Text →
┌────────

Sarah Lockwood, Group Creative Director, shares insights in an article for ClickZ about how to generate better results by investing effort in creative optimization as well as the entire user experience.
In the display media landscape, less than 5 percent of companies specialize in creative optimization, according to LUMA Partners LLC. Yet creative is often the area where the most potential for improvement exists, and where a relatively small investment can yield enormous returns.
Why is the disregard of creative optimization this pervasive? I believe that digital marketers today have become so comfortable in the safe cocoon of Excel spreadsheets that they have largely or completely left what they perceive to be the scary, intuitive creative to others. Both search and display marketers consider the creative a deliverable (a banner to traffic or a URL to link to), not an element with which they should be involved.
We as digital marketers should reconsider this orientation to creative and concern ourselves with the entire user experience. This means participating in creative conversations and seeking ad units and landing pages that push the audience through the consideration cycle. We should approach creative optimization with a test-and-learn attitude, create creative test plans for each of our campaigns, and follow through on them with the same diligence that we apply to other optimization efforts. In the end, we come back to our comfort zone: creative does become objectively measured, and we can drive better and better click-through and conversion for ourselves and our clients.

└────────

Required tasks →
1 - In the creative optimization text, copy the part between "Sarah Lockwood, Group" and "as the entire user experience.", inclusive, and swap "ClickZ" for "a marketing trade publication".
2 - Answer these questions from the creative optimization text:
(a) According to LUMA Partners LLC, what share of companies in the display media landscape specialize in creative optimization?
(b) What do search and display marketers consider the creative to be?
(c) With what attitude should digital marketers approach creative optimization?

Document understanding data:
┌────────

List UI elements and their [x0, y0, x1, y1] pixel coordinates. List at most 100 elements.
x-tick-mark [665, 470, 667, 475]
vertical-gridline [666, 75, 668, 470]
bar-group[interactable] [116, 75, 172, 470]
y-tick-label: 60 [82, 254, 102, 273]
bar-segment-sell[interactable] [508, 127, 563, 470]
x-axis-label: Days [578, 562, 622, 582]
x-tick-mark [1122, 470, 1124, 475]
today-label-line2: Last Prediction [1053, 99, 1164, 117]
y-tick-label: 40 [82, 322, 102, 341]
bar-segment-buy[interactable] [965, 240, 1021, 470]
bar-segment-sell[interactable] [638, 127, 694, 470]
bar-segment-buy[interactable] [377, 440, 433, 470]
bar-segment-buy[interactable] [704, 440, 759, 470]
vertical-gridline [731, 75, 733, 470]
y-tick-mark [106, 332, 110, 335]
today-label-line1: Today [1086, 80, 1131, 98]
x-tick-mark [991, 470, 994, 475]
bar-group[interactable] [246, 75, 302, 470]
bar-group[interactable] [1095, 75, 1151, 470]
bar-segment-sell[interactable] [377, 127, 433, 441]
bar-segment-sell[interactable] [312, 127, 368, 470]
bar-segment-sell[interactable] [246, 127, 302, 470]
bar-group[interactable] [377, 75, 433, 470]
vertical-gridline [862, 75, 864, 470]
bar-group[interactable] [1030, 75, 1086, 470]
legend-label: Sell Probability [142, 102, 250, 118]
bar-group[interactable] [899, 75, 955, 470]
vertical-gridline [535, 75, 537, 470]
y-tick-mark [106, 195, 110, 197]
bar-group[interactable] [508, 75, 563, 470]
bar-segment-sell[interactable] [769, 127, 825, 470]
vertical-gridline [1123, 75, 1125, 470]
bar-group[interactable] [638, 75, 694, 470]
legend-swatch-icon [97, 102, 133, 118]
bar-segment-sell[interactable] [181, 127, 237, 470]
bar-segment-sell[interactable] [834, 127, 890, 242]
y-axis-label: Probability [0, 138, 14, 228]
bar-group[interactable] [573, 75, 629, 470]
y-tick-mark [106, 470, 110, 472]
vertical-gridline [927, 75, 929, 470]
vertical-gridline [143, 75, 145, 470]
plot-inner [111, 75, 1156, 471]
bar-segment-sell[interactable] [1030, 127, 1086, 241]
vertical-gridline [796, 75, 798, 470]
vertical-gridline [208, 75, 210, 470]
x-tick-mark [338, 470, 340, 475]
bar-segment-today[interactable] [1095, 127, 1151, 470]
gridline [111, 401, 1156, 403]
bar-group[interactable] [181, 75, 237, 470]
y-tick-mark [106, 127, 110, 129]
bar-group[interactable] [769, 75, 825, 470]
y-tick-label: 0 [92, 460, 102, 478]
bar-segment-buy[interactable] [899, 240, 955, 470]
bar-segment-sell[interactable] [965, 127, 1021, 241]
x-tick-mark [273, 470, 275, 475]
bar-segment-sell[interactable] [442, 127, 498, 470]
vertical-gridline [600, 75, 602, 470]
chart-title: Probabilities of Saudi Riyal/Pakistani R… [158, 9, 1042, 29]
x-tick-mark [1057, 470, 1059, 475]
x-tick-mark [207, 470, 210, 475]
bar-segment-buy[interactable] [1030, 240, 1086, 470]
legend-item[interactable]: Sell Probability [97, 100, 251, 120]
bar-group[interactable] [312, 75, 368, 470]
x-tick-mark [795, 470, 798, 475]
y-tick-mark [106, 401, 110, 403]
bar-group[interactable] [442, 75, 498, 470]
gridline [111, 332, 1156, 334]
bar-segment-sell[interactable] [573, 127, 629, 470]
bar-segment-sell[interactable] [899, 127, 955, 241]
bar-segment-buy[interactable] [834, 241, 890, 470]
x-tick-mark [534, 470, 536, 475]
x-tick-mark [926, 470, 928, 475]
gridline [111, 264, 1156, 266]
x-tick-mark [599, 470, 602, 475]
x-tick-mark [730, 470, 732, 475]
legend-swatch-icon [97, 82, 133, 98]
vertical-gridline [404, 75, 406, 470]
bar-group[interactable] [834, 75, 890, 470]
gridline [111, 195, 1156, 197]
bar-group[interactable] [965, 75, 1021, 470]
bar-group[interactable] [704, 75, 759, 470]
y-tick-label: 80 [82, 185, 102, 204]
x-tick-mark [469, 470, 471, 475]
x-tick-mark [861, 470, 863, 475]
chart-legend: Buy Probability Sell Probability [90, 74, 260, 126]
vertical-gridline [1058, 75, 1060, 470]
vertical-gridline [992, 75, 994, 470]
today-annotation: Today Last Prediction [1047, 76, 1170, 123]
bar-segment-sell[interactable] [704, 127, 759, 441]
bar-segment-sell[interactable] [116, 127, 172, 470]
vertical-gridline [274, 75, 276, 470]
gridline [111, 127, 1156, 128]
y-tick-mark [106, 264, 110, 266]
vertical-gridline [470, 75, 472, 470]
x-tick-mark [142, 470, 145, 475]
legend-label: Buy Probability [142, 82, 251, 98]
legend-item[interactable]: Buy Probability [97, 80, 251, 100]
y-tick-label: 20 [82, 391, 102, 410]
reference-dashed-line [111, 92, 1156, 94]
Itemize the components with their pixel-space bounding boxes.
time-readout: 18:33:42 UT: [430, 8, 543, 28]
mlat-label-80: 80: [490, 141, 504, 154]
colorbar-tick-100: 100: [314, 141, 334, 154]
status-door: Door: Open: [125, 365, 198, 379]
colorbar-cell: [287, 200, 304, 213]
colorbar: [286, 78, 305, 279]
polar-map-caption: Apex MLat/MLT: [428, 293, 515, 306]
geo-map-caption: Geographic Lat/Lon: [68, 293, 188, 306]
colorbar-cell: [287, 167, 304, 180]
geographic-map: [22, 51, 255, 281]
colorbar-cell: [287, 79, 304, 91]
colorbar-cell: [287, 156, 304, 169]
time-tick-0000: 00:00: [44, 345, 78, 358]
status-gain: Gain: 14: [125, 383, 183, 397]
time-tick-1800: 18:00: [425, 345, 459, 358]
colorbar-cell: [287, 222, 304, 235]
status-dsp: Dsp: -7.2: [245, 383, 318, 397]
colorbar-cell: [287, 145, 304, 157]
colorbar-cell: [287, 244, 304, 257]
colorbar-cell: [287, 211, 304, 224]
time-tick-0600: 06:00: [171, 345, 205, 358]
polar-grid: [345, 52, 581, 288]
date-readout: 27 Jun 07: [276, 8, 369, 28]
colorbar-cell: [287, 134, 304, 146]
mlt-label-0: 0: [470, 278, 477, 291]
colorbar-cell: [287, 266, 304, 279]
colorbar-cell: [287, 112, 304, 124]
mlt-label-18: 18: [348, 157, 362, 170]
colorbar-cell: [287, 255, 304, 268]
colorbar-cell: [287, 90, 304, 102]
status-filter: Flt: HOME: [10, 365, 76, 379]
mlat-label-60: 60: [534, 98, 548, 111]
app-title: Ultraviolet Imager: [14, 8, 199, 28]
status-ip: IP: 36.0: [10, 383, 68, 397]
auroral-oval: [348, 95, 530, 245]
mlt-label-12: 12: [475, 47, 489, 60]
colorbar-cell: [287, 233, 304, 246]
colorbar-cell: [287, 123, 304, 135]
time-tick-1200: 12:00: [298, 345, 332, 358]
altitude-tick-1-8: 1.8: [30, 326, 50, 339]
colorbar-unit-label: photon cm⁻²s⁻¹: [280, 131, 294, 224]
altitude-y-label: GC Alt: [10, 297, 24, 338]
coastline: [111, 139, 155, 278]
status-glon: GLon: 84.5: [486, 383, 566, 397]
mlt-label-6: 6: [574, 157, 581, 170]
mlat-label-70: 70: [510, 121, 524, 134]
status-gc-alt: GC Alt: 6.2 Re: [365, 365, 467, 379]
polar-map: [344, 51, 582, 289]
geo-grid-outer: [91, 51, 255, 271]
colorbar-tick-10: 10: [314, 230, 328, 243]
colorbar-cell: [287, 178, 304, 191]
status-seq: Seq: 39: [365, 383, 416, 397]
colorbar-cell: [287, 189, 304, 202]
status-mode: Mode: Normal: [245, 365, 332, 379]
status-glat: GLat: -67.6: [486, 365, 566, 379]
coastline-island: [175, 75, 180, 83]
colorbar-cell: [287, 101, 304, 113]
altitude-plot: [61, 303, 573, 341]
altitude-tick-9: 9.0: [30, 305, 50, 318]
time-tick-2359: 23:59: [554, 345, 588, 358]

└────────

Responses to the tasks →
1 -
Sarah Lockwood, Group Creative Director, shares insights in an article for a marketing trade publication about how to generate better results by investing effort in creative optimization as well as the entire user experience.

2 -
(a) Less than 5 percent.
(b) A deliverable (a banner to traffic or a URL to link to), not an element they should be involved with.
(c) A test-and-learn attitude.